Stated problem
Copy out each line exactly; pictures stay out of the copy.

╭─ Data rows

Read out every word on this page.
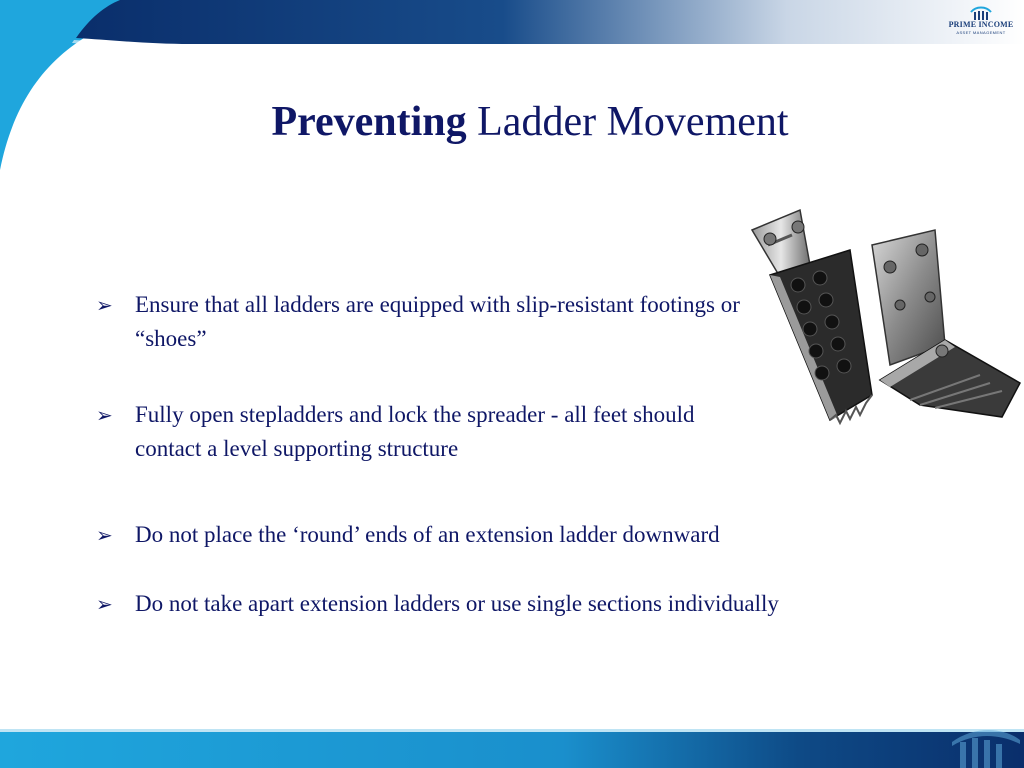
PRIME INCOME
ASSET MANAGEMENT
Preventing Ladder Movement
➢ Ensure that all ladders are equipped with slip-resistant footings or “shoes”
➢ Fully open stepladders and lock the spreader - all feet should contact a level supporting structure
➢ Do not place the ‘round’ ends of an extension ladder downward
➢ Do not take apart extension ladders or use single sections individually
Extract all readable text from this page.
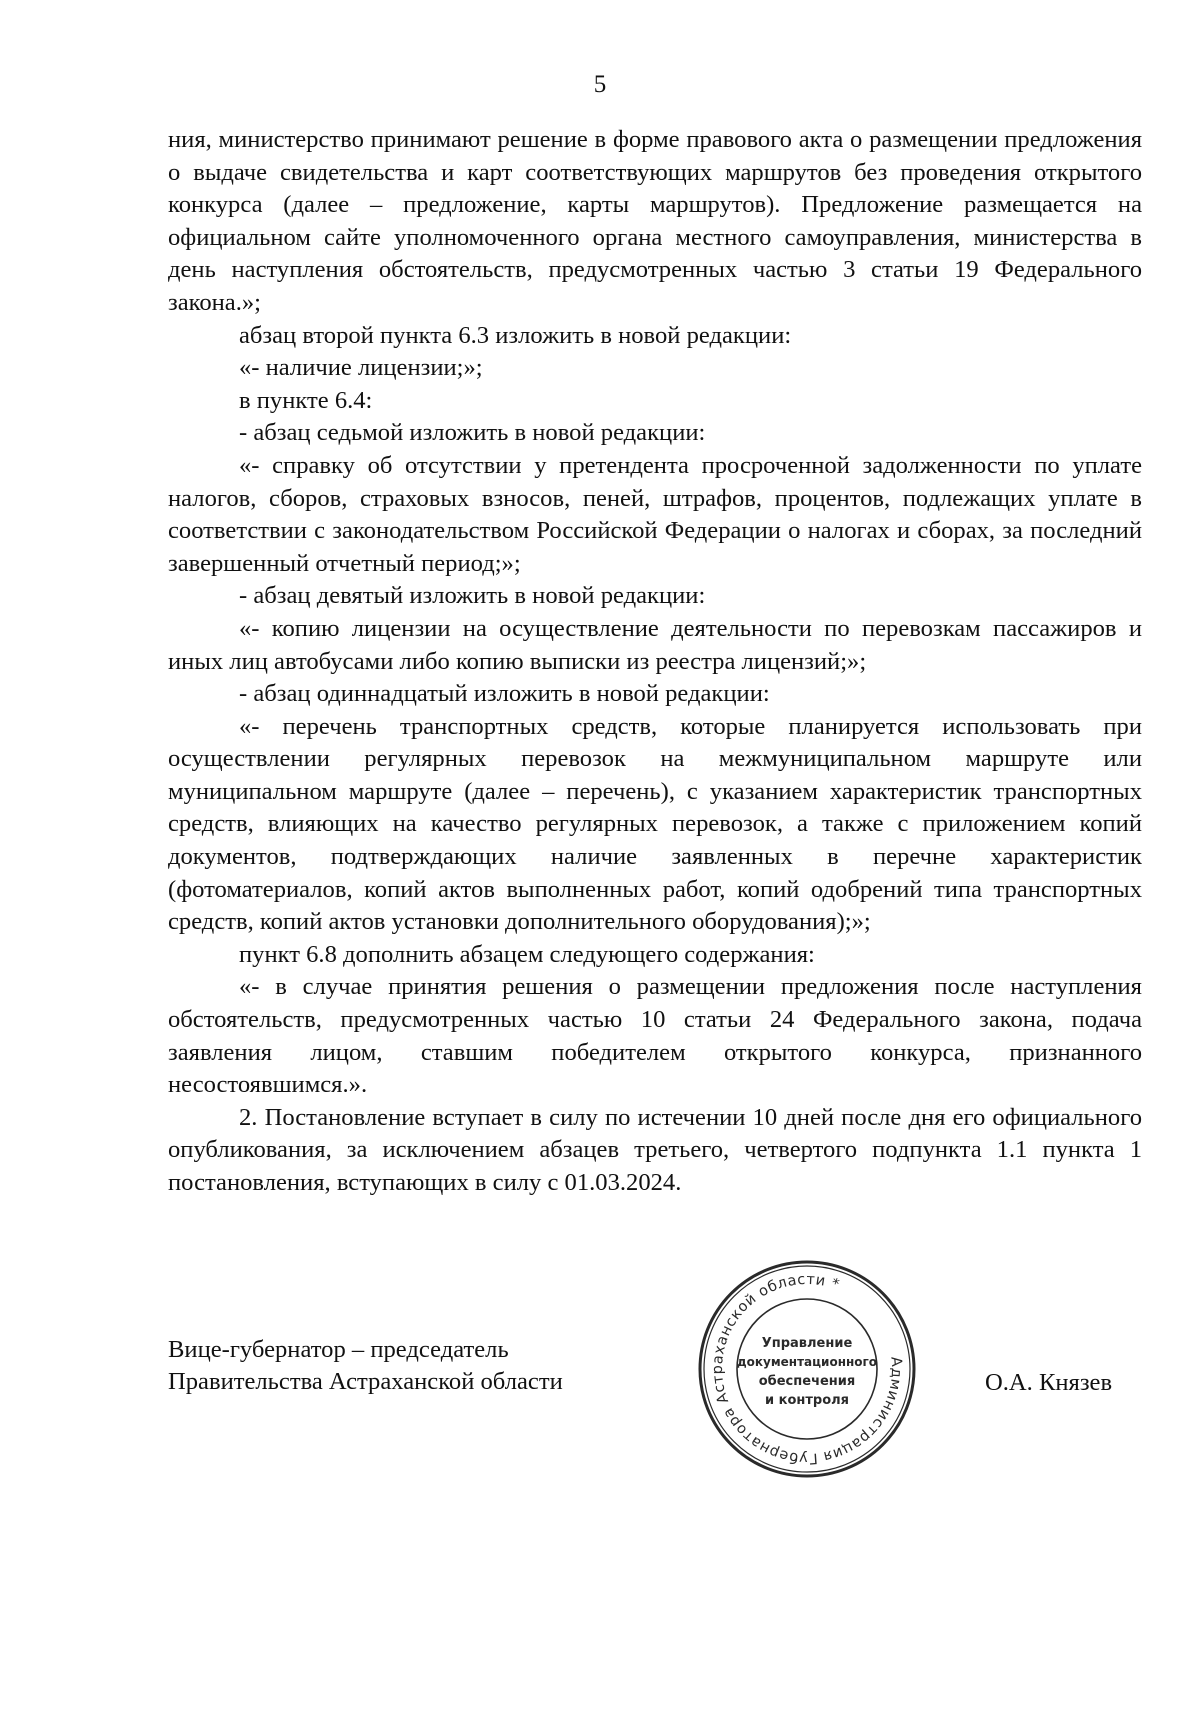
5

ния, министерство принимают решение в форме правового акта о размещении предложения о выдаче свидетельства и карт соответствующих маршрутов без проведения открытого конкурса (далее – предложение, карты маршрутов). Предложение размещается на официальном сайте уполномоченного органа местного самоуправления, министерства в день наступления обстоятельств, предусмотренных частью 3 статьи 19 Федерального закона.»;

абзац второй пункта 6.3 изложить в новой редакции:

«- наличие лицензии;»;

в пункте 6.4:

- абзац седьмой изложить в новой редакции:

«- справку об отсутствии у претендента просроченной задолженности по уплате налогов, сборов, страховых взносов, пеней, штрафов, процентов, подлежащих уплате в соответствии с законодательством Российской Федерации о налогах и сборах, за последний завершенный отчетный период;»;

- абзац девятый изложить в новой редакции:

«- копию лицензии на осуществление деятельности по перевозкам пассажиров и иных лиц автобусами либо копию выписки из реестра лицензий;»;

- абзац одиннадцатый изложить в новой редакции:

«- перечень транспортных средств, которые планируется использовать при осуществлении регулярных перевозок на межмуниципальном маршруте или муниципальном маршруте (далее – перечень), с указанием характеристик транспортных средств, влияющих на качество регулярных перевозок, а также с приложением копий документов, подтверждающих наличие заявленных в перечне характеристик (фотоматериалов, копий актов выполненных работ, копий одобрений типа транспортных средств, копий актов установки дополнительного оборудования);»;

пункт 6.8 дополнить абзацем следующего содержания:

«- в случае принятия решения о размещении предложения после наступления обстоятельств, предусмотренных частью 10 статьи 24 Федерального закона, подача заявления лицом, ставшим победителем открытого конкурса, признанного несостоявшимся.».

2. Постановление вступает в силу по истечении 10 дней после дня его официального опубликования, за исключением абзацев третьего, четвертого подпункта 1.1 пункта 1 постановления, вступающих в силу с 01.03.2024.

Вице-губернатор – председатель
Правительства Астраханской области
Администрация Губернатора Астраханской области *
Управление
документационного
обеспечения
и контроля
О.А. Князев
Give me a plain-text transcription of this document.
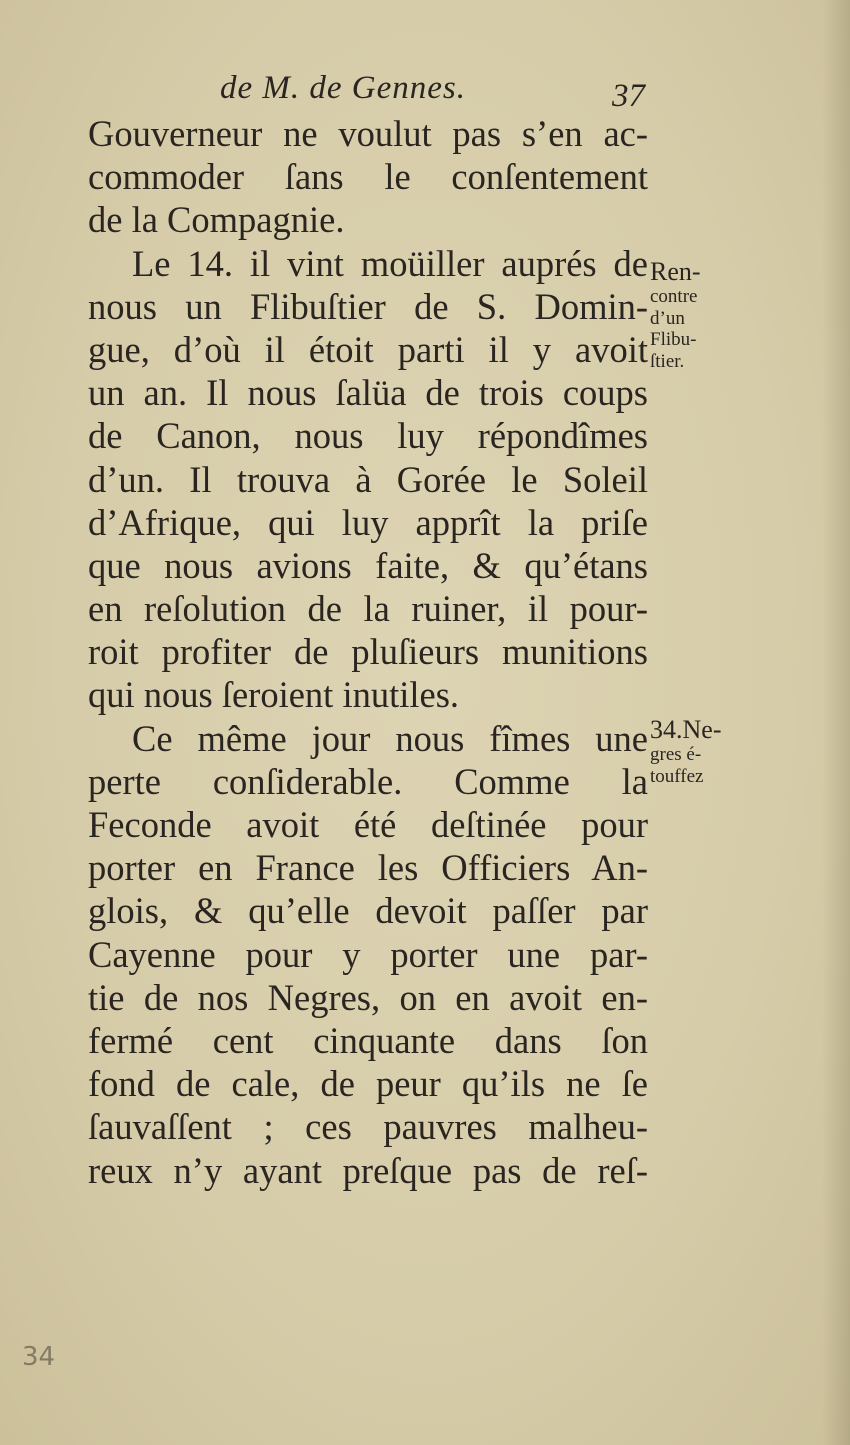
de M. de Gennes.	37
Gouverneur ne voulut pas s’en ac-
commoder ſans le conſentement
de la Compagnie.
Le 14. il vint moüiller auprés de
nous un Flibuſtier de S. Domin-
gue, d’où il étoit parti il y avoit
un an. Il nous ſalüa de trois coups
de Canon, nous luy répondîmes
d’un. Il trouva à Gorée le Soleil
d’Afrique, qui luy apprît la priſe
que nous avions faite, & qu’étans
en reſolution de la ruiner, il pour-
roit profiter de pluſieurs munitions
qui nous ſeroient inutiles.
Ce même jour nous fîmes une
perte conſiderable. Comme la
Feconde avoit été deſtinée pour
porter en France les Officiers An-
glois, & qu’elle devoit paſſer par
Cayenne pour y porter une par-
tie de nos Negres, on en avoit en-
fermé cent cinquante dans ſon
fond de cale, de peur qu’ils ne ſe
ſauvaſſent ; ces pauvres malheu-
reux n’y ayant preſque pas de reſ-
Ren-
contre
d’un
Flibu-
ſtier.
34.Ne-
gres é-
touffez
34
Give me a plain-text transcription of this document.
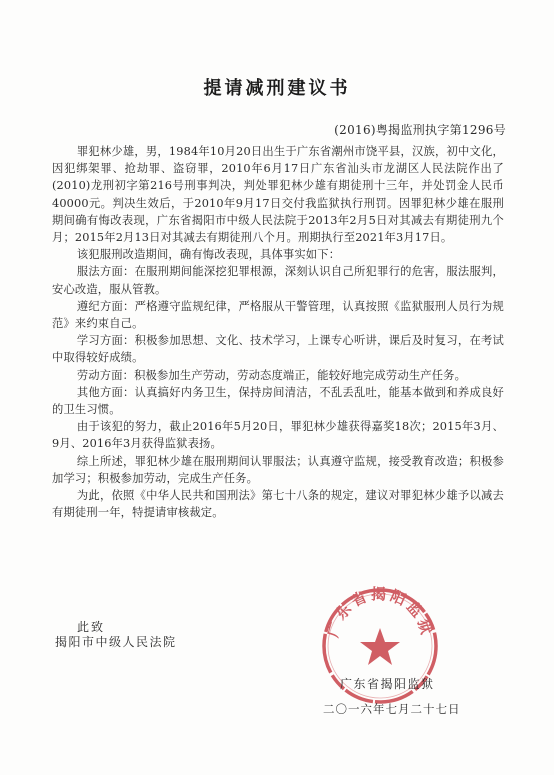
提请减刑建议书
(2016)粤揭监刑执字第1296号

罪犯林少雄，男，1984年10月20日出生于广东省潮州市饶平县，汉族，初中文化，因犯绑架罪、抢劫罪、盗窃罪，2010年6月17日广东省汕头市龙湖区人民法院作出了(2010)龙刑初字第216号刑事判决，判处罪犯林少雄有期徒刑十三年，并处罚金人民币40000元。判决生效后，于2010年9月17日交付我监狱执行刑罚。因罪犯林少雄在服刑期间确有悔改表现，广东省揭阳市中级人民法院于2013年2月5日对其减去有期徒刑九个月；2015年2月13日对其减去有期徒刑八个月。刑期执行至2021年3月17日。

该犯服刑改造期间，确有悔改表现，具体事实如下：

服法方面：在服刑期间能深挖犯罪根源，深刻认识自己所犯罪行的危害，服法服判，安心改造，服从管教。

遵纪方面：严格遵守监规纪律，严格服从干警管理，认真按照《监狱服刑人员行为规范》来约束自己。

学习方面：积极参加思想、文化、技术学习，上课专心听讲，课后及时复习，在考试中取得较好成绩。

劳动方面：积极参加生产劳动，劳动态度端正，能较好地完成劳动生产任务。

其他方面：认真搞好内务卫生，保持房间清洁，不乱丢乱吐，能基本做到和养成良好的卫生习惯。

由于该犯的努力，截止2016年5月20日，罪犯林少雄获得嘉奖18次；2015年3月、9月、2016年3月获得监狱表扬。

综上所述，罪犯林少雄在服刑期间认罪服法；认真遵守监规，接受教育改造；积极参加学习；积极参加劳动，完成生产任务。

为此，依照《中华人民共和国刑法》第七十八条的规定，建议对罪犯林少雄予以减去有期徒刑一年，特提请审核裁定。

此致
揭阳市中级人民法院
广东省揭阳监狱
广东省揭阳监狱
二〇一六年七月二十七日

╰─

Correct result
Read out every word on this page.
PRIME INCOME
ASSET MANAGEMENT
Preventing Ladder Movement
➢ Ensure that all ladders are equipped with slip-resistant footings or “shoes”
➢ Fully open stepladders and lock the spreader - all feet should contact a level supporting structure
➢ Do not place the ‘round’ ends of an extension ladder downward
➢ Do not take apart extension ladders or use single sections individually
Extract all readable text from this page.
5

ния, министерство принимают решение в форме правового акта о размещении предложения о выдаче свидетельства и карт соответствующих маршрутов без проведения открытого конкурса (далее – предложение, карты маршрутов). Предложение размещается на официальном сайте уполномоченного органа местного самоуправления, министерства в день наступления обстоятельств, предусмотренных частью 3 статьи 19 Федерального закона.»;

абзац второй пункта 6.3 изложить в новой редакции:

«- наличие лицензии;»;

в пункте 6.4:

- абзац седьмой изложить в новой редакции:

«- справку об отсутствии у претендента просроченной задолженности по уплате налогов, сборов, страховых взносов, пеней, штрафов, процентов, подлежащих уплате в соответствии с законодательством Российской Федерации о налогах и сборах, за последний завершенный отчетный период;»;

- абзац девятый изложить в новой редакции:

«- копию лицензии на осуществление деятельности по перевозкам пассажиров и иных лиц автобусами либо копию выписки из реестра лицензий;»;

- абзац одиннадцатый изложить в новой редакции:

«- перечень транспортных средств, которые планируется использовать при осуществлении регулярных перевозок на межмуниципальном маршруте или муниципальном маршруте (далее – перечень), с указанием характеристик транспортных средств, влияющих на качество регулярных перевозок, а также с приложением копий документов, подтверждающих наличие заявленных в перечне характеристик (фотоматериалов, копий актов выполненных работ, копий одобрений типа транспортных средств, копий актов установки дополнительного оборудования);»;

пункт 6.8 дополнить абзацем следующего содержания:

«- в случае принятия решения о размещении предложения после наступления обстоятельств, предусмотренных частью 10 статьи 24 Федерального закона, подача заявления лицом, ставшим победителем открытого конкурса, признанного несостоявшимся.».

2. Постановление вступает в силу по истечении 10 дней после дня его официального опубликования, за исключением абзацев третьего, четвертого подпункта 1.1 пункта 1 постановления, вступающих в силу с 01.03.2024.

Вице-губернатор – председатель
Правительства Астраханской области
Администрация Губернатора Астраханской области *
Управление
документационного
обеспечения
и контроля
О.А. Князев
Give me a plain-text transcription of this document.
de M. de Gennes.	37
Gouverneur ne voulut pas s’en ac-
commoder ſans le conſentement
de la Compagnie.
Le 14. il vint moüiller auprés de
nous un Flibuſtier de S. Domin-
gue, d’où il étoit parti il y avoit
un an. Il nous ſalüa de trois coups
de Canon, nous luy répondîmes
d’un. Il trouva à Gorée le Soleil
d’Afrique, qui luy apprît la priſe
que nous avions faite, & qu’étans
en reſolution de la ruiner, il pour-
roit profiter de pluſieurs munitions
qui nous ſeroient inutiles.
Ce même jour nous fîmes une
perte conſiderable. Comme la
Feconde avoit été deſtinée pour
porter en France les Officiers An-
glois, & qu’elle devoit paſſer par
Cayenne pour y porter une par-
tie de nos Negres, on en avoit en-
fermé cent cinquante dans ſon
fond de cale, de peur qu’ils ne ſe
ſauvaſſent ; ces pauvres malheu-
reux n’y ayant preſque pas de reſ-
Ren-
contre
d’un
Flibu-
ſtier.
34.Ne-
gres é-
touffez
34
Give me a plain-text transcription of this document.
提请减刑建议书
(2016)粤揭监刑执字第1296号

罪犯林少雄，男，1984年10月20日出生于广东省潮州市饶平县，汉族，初中文化，因犯绑架罪、抢劫罪、盗窃罪，2010年6月17日广东省汕头市龙湖区人民法院作出了(2010)龙刑初字第216号刑事判决，判处罪犯林少雄有期徒刑十三年，并处罚金人民币40000元。判决生效后，于2010年9月17日交付我监狱执行刑罚。因罪犯林少雄在服刑期间确有悔改表现，广东省揭阳市中级人民法院于2013年2月5日对其减去有期徒刑九个月；2015年2月13日对其减去有期徒刑八个月。刑期执行至2021年3月17日。

该犯服刑改造期间，确有悔改表现，具体事实如下：

服法方面：在服刑期间能深挖犯罪根源，深刻认识自己所犯罪行的危害，服法服判，安心改造，服从管教。

遵纪方面：严格遵守监规纪律，严格服从干警管理，认真按照《监狱服刑人员行为规范》来约束自己。

学习方面：积极参加思想、文化、技术学习，上课专心听讲，课后及时复习，在考试中取得较好成绩。

劳动方面：积极参加生产劳动，劳动态度端正，能较好地完成劳动生产任务。

其他方面：认真搞好内务卫生，保持房间清洁，不乱丢乱吐，能基本做到和养成良好的卫生习惯。

由于该犯的努力，截止2016年5月20日，罪犯林少雄获得嘉奖18次；2015年3月、9月、2016年3月获得监狱表扬。

综上所述，罪犯林少雄在服刑期间认罪服法；认真遵守监规，接受教育改造；积极参加学习；积极参加劳动，完成生产任务。

为此，依照《中华人民共和国刑法》第七十八条的规定，建议对罪犯林少雄予以减去有期徒刑一年，特提请审核裁定。

此致
揭阳市中级人民法院
广东省揭阳监狱
广东省揭阳监狱
二〇一六年七月二十七日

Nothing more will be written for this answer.